DATA SUPPLIED:

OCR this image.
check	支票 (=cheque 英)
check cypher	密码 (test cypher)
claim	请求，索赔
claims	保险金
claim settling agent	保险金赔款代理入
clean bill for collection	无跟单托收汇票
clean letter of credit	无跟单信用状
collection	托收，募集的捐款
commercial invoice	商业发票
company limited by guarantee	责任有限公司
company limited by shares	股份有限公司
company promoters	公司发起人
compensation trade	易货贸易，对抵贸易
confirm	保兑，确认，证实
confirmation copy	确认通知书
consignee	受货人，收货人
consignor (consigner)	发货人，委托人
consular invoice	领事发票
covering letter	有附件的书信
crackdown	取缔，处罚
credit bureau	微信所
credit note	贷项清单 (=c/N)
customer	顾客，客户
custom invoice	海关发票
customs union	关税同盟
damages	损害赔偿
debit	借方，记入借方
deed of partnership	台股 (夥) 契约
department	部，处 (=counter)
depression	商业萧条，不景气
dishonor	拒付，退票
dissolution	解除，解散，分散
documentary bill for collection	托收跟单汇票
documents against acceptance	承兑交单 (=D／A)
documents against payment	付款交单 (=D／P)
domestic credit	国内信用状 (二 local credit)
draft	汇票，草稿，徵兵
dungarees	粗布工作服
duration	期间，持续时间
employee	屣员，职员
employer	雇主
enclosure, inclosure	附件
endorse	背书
...
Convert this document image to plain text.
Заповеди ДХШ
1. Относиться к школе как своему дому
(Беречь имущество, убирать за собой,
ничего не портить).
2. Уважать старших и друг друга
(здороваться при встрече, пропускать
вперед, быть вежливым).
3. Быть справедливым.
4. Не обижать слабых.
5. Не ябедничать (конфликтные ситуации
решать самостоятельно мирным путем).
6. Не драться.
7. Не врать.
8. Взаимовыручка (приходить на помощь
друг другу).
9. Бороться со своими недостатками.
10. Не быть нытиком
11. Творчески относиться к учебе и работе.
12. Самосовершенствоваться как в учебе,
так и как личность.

GIVEN EXERCISE:
Going through the lines above one by one, tally those with the word "учебе" and give only the total.

WRITTEN SOLUTION:
2